Gib sämtliche folgenden Einträge Zeile für Zeile wortgetreu wieder.

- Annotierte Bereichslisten
::::

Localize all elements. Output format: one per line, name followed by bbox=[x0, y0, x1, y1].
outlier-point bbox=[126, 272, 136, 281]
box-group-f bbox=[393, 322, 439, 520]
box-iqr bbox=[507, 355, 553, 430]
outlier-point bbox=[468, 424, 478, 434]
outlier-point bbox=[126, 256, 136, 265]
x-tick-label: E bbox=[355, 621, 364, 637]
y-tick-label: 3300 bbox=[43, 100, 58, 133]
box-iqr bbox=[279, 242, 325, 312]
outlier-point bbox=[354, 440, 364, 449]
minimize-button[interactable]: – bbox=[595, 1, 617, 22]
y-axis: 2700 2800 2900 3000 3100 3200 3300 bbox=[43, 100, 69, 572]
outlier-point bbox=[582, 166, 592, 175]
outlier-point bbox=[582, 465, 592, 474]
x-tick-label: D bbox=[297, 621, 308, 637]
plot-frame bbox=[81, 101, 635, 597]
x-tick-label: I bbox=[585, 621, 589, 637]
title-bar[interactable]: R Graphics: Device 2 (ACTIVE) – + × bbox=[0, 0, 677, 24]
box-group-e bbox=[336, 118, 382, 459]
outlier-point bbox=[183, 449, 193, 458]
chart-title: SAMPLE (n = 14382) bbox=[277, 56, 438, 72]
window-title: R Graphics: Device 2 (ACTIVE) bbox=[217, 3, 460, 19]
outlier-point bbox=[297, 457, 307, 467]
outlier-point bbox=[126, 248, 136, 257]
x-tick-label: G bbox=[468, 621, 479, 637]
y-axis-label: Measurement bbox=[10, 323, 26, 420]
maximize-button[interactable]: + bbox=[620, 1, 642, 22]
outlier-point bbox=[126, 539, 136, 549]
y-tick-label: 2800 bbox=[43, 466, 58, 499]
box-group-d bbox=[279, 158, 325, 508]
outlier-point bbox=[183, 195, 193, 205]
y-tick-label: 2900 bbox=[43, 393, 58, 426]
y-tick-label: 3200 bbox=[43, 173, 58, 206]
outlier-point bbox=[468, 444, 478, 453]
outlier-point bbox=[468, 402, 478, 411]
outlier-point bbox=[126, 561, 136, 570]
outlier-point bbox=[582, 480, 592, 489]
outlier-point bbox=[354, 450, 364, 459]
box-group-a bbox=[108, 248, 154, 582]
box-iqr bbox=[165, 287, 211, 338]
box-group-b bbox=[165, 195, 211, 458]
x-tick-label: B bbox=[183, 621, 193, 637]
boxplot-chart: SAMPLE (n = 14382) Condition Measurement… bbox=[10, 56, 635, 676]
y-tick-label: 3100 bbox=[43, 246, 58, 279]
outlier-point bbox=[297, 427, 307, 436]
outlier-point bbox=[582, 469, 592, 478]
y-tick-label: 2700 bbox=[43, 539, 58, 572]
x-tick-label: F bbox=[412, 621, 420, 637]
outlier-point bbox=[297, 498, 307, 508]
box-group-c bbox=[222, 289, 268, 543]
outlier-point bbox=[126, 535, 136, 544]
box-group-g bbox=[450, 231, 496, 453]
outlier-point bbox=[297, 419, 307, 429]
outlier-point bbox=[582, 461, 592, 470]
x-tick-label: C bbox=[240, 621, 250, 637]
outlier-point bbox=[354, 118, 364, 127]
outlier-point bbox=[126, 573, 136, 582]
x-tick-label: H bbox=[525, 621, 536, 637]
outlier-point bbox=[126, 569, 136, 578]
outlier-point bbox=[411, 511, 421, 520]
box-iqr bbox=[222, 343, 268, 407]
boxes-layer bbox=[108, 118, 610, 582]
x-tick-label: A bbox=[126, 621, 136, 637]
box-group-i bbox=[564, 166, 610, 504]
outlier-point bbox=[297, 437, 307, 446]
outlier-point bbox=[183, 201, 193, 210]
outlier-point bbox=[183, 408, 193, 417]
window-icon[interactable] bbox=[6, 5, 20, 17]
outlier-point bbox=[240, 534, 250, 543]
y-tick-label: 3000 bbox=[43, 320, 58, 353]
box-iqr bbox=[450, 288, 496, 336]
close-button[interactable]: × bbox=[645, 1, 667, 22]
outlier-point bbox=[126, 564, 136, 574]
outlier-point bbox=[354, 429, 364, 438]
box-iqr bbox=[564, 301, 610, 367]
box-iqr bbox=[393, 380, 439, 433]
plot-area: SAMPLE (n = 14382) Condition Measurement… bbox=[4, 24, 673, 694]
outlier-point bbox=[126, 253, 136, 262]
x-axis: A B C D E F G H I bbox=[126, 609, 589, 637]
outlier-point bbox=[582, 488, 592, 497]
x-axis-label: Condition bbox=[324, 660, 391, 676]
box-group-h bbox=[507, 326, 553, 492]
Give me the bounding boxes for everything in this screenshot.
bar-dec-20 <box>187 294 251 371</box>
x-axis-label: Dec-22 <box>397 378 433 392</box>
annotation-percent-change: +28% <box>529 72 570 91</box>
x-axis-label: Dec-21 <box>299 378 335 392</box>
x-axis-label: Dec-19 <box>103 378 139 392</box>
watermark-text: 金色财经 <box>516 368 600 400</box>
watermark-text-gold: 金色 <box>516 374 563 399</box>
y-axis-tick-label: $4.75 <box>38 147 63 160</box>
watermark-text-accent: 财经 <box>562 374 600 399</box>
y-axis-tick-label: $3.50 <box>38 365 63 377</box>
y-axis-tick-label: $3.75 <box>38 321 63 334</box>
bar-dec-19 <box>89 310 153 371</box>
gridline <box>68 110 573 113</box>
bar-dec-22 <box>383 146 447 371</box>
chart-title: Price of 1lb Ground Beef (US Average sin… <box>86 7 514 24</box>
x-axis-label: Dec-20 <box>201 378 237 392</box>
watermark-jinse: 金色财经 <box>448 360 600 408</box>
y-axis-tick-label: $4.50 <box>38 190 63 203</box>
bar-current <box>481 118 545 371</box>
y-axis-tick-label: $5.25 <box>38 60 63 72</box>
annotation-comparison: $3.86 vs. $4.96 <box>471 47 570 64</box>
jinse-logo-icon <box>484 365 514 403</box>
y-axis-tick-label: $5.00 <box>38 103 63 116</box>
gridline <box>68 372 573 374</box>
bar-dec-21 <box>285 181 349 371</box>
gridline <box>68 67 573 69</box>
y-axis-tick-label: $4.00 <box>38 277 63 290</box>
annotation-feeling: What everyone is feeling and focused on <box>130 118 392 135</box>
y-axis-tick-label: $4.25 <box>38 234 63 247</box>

::::

- Schriftliche Antwort
Localize all elements. Output format: one per line, name followed by bbox=[x0, y0, x1, y1].
outlier-point bbox=[126, 272, 136, 281]
box-group-f bbox=[393, 322, 439, 520]
box-iqr bbox=[507, 355, 553, 430]
outlier-point bbox=[468, 424, 478, 434]
outlier-point bbox=[126, 256, 136, 265]
x-tick-label: E bbox=[355, 621, 364, 637]
y-tick-label: 3300 bbox=[43, 100, 58, 133]
box-iqr bbox=[279, 242, 325, 312]
outlier-point bbox=[354, 440, 364, 449]
minimize-button[interactable]: – bbox=[595, 1, 617, 22]
y-axis: 2700 2800 2900 3000 3100 3200 3300 bbox=[43, 100, 69, 572]
outlier-point bbox=[582, 166, 592, 175]
outlier-point bbox=[582, 465, 592, 474]
x-tick-label: D bbox=[297, 621, 308, 637]
plot-frame bbox=[81, 101, 635, 597]
x-tick-label: I bbox=[585, 621, 589, 637]
title-bar[interactable]: R Graphics: Device 2 (ACTIVE) – + × bbox=[0, 0, 677, 24]
box-group-e bbox=[336, 118, 382, 459]
outlier-point bbox=[183, 449, 193, 458]
chart-title: SAMPLE (n = 14382) bbox=[277, 56, 438, 72]
window-title: R Graphics: Device 2 (ACTIVE) bbox=[217, 3, 460, 19]
outlier-point bbox=[297, 457, 307, 467]
outlier-point bbox=[126, 248, 136, 257]
x-tick-label: G bbox=[468, 621, 479, 637]
y-axis-label: Measurement bbox=[10, 323, 26, 420]
maximize-button[interactable]: + bbox=[620, 1, 642, 22]
outlier-point bbox=[126, 539, 136, 549]
y-tick-label: 2800 bbox=[43, 466, 58, 499]
box-group-d bbox=[279, 158, 325, 508]
outlier-point bbox=[183, 195, 193, 205]
y-tick-label: 2900 bbox=[43, 393, 58, 426]
y-tick-label: 3200 bbox=[43, 173, 58, 206]
outlier-point bbox=[468, 444, 478, 453]
outlier-point bbox=[468, 402, 478, 411]
outlier-point bbox=[126, 561, 136, 570]
outlier-point bbox=[582, 480, 592, 489]
outlier-point bbox=[354, 450, 364, 459]
box-group-a bbox=[108, 248, 154, 582]
box-iqr bbox=[165, 287, 211, 338]
box-group-b bbox=[165, 195, 211, 458]
x-tick-label: B bbox=[183, 621, 193, 637]
boxplot-chart: SAMPLE (n = 14382) Condition Measurement… bbox=[10, 56, 635, 676]
y-tick-label: 3100 bbox=[43, 246, 58, 279]
outlier-point bbox=[297, 427, 307, 436]
outlier-point bbox=[582, 469, 592, 478]
y-tick-label: 2700 bbox=[43, 539, 58, 572]
x-tick-label: F bbox=[412, 621, 420, 637]
outlier-point bbox=[297, 498, 307, 508]
box-group-c bbox=[222, 289, 268, 543]
outlier-point bbox=[126, 535, 136, 544]
box-group-g bbox=[450, 231, 496, 453]
outlier-point bbox=[297, 419, 307, 429]
outlier-point bbox=[582, 461, 592, 470]
x-tick-label: C bbox=[240, 621, 250, 637]
outlier-point bbox=[354, 118, 364, 127]
outlier-point bbox=[126, 573, 136, 582]
x-tick-label: H bbox=[525, 621, 536, 637]
outlier-point bbox=[126, 569, 136, 578]
outlier-point bbox=[411, 511, 421, 520]
box-iqr bbox=[222, 343, 268, 407]
boxes-layer bbox=[108, 118, 610, 582]
x-tick-label: A bbox=[126, 621, 136, 637]
box-group-i bbox=[564, 166, 610, 504]
outlier-point bbox=[297, 437, 307, 446]
outlier-point bbox=[183, 201, 193, 210]
outlier-point bbox=[183, 408, 193, 417]
window-icon[interactable] bbox=[6, 5, 20, 17]
outlier-point bbox=[240, 534, 250, 543]
y-tick-label: 3000 bbox=[43, 320, 58, 353]
box-iqr bbox=[450, 288, 496, 336]
close-button[interactable]: × bbox=[645, 1, 667, 22]
outlier-point bbox=[126, 564, 136, 574]
outlier-point bbox=[354, 429, 364, 438]
box-iqr bbox=[564, 301, 610, 367]
box-iqr bbox=[393, 380, 439, 433]
plot-area: SAMPLE (n = 14382) Condition Measurement… bbox=[4, 24, 673, 694]
outlier-point bbox=[126, 253, 136, 262]
x-axis: A B C D E F G H I bbox=[126, 609, 589, 637]
outlier-point bbox=[582, 488, 592, 497]
x-axis-label: Condition bbox=[324, 660, 391, 676]
box-group-h bbox=[507, 326, 553, 492]
Give me the bounding boxes for everything in this screenshot.
bar-dec-20 <box>187 294 251 371</box>
x-axis-label: Dec-22 <box>397 378 433 392</box>
annotation-percent-change: +28% <box>529 72 570 91</box>
x-axis-label: Dec-21 <box>299 378 335 392</box>
x-axis-label: Dec-19 <box>103 378 139 392</box>
watermark-text: 金色财经 <box>516 368 600 400</box>
watermark-text-gold: 金色 <box>516 374 563 399</box>
y-axis-tick-label: $4.75 <box>38 147 63 160</box>
watermark-text-accent: 财经 <box>562 374 600 399</box>
y-axis-tick-label: $3.50 <box>38 365 63 377</box>
y-axis-tick-label: $3.75 <box>38 321 63 334</box>
bar-dec-19 <box>89 310 153 371</box>
gridline <box>68 110 573 113</box>
bar-dec-22 <box>383 146 447 371</box>
chart-title: Price of 1lb Ground Beef (US Average sin… <box>86 7 514 24</box>
x-axis-label: Dec-20 <box>201 378 237 392</box>
watermark-jinse: 金色财经 <box>448 360 600 408</box>
y-axis-tick-label: $4.50 <box>38 190 63 203</box>
bar-current <box>481 118 545 371</box>
y-axis-tick-label: $5.25 <box>38 60 63 72</box>
annotation-comparison: $3.86 vs. $4.96 <box>471 47 570 64</box>
jinse-logo-icon <box>484 365 514 403</box>
y-axis-tick-label: $5.00 <box>38 103 63 116</box>
gridline <box>68 372 573 374</box>
bar-dec-21 <box>285 181 349 371</box>
gridline <box>68 67 573 69</box>
y-axis-tick-label: $4.00 <box>38 277 63 290</box>
annotation-feeling: What everyone is feeling and focused on <box>130 118 392 135</box>
y-axis-tick-label: $4.25 <box>38 234 63 247</box>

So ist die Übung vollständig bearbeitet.